— begin —

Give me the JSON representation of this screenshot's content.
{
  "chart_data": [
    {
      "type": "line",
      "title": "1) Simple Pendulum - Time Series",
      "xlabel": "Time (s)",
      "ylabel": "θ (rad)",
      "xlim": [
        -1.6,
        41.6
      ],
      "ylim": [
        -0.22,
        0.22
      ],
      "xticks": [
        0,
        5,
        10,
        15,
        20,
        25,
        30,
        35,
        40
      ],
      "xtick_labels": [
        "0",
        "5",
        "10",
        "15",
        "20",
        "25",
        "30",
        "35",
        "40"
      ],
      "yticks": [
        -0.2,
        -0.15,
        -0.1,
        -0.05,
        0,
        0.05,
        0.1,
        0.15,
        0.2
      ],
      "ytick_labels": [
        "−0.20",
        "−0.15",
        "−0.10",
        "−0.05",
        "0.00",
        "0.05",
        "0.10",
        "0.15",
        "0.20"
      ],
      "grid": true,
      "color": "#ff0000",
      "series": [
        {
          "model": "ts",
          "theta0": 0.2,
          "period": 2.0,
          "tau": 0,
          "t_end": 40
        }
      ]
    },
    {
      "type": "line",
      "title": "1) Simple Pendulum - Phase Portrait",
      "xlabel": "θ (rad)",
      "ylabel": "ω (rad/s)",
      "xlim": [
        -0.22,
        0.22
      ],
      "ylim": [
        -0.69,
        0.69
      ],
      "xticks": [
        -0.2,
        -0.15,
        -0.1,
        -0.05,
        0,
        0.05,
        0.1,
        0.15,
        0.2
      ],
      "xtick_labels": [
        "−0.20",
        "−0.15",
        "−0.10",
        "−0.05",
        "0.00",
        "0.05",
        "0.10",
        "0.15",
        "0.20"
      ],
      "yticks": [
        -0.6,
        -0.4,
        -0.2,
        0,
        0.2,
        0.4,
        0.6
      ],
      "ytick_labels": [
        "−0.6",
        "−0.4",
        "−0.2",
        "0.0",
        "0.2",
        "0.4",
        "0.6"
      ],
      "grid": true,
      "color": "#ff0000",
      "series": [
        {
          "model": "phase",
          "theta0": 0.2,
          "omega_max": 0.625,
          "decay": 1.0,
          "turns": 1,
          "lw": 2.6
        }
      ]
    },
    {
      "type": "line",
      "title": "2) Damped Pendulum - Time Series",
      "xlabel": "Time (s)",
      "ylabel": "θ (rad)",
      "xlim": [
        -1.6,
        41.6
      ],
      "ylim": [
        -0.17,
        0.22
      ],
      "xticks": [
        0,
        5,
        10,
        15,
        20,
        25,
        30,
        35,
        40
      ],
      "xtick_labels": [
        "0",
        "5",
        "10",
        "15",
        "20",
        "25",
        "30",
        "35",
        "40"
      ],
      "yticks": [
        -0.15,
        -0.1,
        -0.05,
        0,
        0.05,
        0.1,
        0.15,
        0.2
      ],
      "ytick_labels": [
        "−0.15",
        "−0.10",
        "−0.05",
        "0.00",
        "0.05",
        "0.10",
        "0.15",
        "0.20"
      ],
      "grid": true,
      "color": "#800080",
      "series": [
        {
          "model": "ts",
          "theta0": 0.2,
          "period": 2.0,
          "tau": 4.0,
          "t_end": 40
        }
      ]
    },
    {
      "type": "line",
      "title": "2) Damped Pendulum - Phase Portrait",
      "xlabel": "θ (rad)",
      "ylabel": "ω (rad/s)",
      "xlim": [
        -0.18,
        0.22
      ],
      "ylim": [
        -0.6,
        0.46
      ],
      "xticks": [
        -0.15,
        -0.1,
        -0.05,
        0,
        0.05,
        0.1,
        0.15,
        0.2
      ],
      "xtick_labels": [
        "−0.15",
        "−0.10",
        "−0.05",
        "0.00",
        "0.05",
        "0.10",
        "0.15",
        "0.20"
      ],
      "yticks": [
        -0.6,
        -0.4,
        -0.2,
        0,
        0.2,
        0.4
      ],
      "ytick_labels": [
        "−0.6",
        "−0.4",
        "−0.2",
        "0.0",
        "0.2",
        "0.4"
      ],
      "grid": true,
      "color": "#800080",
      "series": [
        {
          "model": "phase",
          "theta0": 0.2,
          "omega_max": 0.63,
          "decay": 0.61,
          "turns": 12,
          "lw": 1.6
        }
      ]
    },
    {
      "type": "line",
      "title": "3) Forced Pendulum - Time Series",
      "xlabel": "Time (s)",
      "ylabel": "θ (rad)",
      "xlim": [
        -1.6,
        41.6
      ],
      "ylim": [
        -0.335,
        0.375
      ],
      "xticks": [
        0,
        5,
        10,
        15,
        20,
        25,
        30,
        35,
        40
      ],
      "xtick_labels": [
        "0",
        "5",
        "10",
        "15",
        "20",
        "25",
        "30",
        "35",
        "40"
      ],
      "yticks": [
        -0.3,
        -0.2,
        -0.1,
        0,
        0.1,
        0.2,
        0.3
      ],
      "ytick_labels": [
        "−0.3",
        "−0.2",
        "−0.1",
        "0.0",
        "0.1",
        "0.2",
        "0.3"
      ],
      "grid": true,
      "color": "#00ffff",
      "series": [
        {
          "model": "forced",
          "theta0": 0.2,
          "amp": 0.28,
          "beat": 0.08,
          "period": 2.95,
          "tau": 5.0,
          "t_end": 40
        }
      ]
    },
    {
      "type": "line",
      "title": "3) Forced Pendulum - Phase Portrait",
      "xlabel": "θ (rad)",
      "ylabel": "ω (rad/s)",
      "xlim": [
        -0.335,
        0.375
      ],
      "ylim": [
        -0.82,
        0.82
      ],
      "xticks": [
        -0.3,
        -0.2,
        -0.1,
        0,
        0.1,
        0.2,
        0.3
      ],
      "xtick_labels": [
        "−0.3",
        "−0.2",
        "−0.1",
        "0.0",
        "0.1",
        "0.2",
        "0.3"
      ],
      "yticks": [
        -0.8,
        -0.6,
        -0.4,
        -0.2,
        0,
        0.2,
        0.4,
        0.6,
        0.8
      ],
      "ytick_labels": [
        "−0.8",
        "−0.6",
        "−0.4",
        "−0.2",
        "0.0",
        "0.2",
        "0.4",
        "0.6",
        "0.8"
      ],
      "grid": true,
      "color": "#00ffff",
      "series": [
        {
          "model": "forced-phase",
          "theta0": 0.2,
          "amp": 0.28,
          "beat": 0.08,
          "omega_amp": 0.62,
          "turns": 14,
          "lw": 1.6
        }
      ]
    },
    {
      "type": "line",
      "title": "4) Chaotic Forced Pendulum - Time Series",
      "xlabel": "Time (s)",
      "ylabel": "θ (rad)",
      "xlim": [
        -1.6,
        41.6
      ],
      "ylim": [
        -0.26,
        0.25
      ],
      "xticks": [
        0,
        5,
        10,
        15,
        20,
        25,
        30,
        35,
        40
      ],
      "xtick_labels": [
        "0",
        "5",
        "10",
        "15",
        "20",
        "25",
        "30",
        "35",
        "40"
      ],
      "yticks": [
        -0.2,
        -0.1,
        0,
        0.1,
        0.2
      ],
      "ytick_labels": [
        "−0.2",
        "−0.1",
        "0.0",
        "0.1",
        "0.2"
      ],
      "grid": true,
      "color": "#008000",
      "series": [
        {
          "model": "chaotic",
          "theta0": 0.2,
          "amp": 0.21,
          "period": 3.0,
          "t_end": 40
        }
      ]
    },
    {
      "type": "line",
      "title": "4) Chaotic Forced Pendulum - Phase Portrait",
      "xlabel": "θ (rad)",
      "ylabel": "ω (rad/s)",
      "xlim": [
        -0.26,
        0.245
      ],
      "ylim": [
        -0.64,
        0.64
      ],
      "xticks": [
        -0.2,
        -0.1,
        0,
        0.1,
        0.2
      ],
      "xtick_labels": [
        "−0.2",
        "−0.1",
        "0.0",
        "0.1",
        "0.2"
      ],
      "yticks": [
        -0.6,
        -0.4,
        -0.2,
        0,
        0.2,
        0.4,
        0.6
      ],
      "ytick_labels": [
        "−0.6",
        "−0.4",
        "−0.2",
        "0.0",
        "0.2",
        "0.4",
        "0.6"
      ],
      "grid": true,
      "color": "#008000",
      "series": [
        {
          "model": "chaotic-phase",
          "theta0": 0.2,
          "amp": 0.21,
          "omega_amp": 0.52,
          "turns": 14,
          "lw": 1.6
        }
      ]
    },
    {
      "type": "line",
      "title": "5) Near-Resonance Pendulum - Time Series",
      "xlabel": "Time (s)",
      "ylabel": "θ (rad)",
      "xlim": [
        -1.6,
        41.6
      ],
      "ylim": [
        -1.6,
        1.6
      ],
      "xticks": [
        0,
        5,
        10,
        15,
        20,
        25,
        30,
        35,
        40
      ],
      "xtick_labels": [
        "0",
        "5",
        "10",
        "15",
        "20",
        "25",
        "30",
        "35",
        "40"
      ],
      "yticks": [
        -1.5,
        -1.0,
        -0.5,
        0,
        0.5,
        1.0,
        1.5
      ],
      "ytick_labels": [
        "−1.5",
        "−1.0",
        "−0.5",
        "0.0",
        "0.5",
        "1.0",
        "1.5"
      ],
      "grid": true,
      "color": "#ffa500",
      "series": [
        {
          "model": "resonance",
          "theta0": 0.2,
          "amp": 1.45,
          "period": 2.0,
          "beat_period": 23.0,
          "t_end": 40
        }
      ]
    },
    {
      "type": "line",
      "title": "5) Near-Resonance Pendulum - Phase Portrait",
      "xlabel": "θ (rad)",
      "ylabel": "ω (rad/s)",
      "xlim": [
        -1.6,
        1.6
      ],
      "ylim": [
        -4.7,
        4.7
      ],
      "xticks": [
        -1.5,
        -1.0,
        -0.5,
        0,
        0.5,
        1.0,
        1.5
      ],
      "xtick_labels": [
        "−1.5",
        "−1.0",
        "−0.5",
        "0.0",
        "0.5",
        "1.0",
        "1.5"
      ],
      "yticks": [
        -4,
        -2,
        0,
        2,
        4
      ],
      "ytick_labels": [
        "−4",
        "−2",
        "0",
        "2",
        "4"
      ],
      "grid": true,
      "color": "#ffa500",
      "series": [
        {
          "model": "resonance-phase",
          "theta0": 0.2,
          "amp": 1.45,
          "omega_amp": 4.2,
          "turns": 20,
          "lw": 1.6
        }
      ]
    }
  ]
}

— end —

Copy every line from the records above that contains the word "Damped".

      "title": "2) Damped Pendulum - Time Series",
      "title": "2) Damped Pendulum - Phase Portrait",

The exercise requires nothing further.